— Start Material provided —

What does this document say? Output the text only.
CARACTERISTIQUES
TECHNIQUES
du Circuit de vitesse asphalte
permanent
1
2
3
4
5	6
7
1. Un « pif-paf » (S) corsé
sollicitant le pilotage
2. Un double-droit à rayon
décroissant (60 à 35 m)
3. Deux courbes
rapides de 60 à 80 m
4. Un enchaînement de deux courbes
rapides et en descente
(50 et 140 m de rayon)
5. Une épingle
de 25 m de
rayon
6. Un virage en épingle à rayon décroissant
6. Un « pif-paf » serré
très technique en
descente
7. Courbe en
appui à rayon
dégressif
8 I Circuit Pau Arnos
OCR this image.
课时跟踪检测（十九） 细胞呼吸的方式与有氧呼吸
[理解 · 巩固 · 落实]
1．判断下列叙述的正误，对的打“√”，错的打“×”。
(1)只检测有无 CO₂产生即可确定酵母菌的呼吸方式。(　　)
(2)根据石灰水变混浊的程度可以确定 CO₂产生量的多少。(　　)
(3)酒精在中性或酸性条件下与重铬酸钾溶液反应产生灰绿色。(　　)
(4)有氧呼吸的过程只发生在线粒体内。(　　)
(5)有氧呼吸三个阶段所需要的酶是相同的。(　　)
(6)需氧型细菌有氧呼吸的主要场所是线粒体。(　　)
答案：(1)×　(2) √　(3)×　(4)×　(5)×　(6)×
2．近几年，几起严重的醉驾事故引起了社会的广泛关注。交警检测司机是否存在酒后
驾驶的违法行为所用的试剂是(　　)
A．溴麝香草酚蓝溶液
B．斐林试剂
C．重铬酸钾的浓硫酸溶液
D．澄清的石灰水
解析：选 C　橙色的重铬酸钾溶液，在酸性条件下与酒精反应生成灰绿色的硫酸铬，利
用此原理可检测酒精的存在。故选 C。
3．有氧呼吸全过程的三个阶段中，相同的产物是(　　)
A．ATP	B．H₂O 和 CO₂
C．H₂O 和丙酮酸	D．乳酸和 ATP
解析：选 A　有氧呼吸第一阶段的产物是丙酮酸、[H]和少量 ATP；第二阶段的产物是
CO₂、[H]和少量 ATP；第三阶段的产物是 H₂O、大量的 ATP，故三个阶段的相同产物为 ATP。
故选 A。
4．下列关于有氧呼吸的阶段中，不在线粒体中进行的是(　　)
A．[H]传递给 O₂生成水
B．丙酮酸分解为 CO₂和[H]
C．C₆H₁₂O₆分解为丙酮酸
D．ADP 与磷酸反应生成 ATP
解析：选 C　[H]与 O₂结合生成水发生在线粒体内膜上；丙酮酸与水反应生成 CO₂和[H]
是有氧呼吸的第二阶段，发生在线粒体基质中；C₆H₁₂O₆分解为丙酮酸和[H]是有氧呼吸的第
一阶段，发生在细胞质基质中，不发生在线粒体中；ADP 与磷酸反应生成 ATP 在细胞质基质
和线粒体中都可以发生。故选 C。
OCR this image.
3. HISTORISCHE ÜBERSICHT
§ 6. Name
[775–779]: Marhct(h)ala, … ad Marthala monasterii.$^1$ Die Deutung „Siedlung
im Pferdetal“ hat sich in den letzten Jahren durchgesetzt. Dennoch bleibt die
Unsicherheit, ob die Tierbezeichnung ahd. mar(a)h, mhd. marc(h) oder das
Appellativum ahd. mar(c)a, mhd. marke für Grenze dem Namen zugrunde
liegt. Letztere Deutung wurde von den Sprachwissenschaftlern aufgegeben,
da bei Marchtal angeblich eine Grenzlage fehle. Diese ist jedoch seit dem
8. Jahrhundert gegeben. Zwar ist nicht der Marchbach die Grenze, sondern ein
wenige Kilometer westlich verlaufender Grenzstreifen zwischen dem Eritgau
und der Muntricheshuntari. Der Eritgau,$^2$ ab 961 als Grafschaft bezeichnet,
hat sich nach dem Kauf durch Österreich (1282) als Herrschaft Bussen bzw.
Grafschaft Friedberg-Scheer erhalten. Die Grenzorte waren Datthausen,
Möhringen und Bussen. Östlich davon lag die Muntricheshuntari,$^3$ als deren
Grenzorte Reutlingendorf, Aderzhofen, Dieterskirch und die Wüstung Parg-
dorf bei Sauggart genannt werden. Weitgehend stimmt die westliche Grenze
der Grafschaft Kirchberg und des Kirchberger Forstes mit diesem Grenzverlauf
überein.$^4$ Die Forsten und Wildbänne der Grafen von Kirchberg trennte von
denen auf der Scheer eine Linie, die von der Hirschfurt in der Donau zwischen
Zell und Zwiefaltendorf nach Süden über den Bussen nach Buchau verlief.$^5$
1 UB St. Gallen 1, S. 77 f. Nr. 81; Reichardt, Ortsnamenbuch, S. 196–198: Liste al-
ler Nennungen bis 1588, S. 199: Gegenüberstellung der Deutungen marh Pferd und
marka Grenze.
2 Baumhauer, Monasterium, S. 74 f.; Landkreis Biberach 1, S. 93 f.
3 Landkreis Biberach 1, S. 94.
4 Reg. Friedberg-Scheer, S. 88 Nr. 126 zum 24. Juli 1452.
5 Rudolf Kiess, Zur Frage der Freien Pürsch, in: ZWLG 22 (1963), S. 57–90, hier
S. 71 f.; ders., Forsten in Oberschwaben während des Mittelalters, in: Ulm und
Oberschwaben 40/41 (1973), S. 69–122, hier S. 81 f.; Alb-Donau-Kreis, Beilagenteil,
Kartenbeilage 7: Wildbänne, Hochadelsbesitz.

— End Material provided —

• Short exercise
In the lines above, locate the string "courbes". Copy every line where it occurs.

• Solution to this task
3. Deux courbes
4. Un enchaînement de deux courbes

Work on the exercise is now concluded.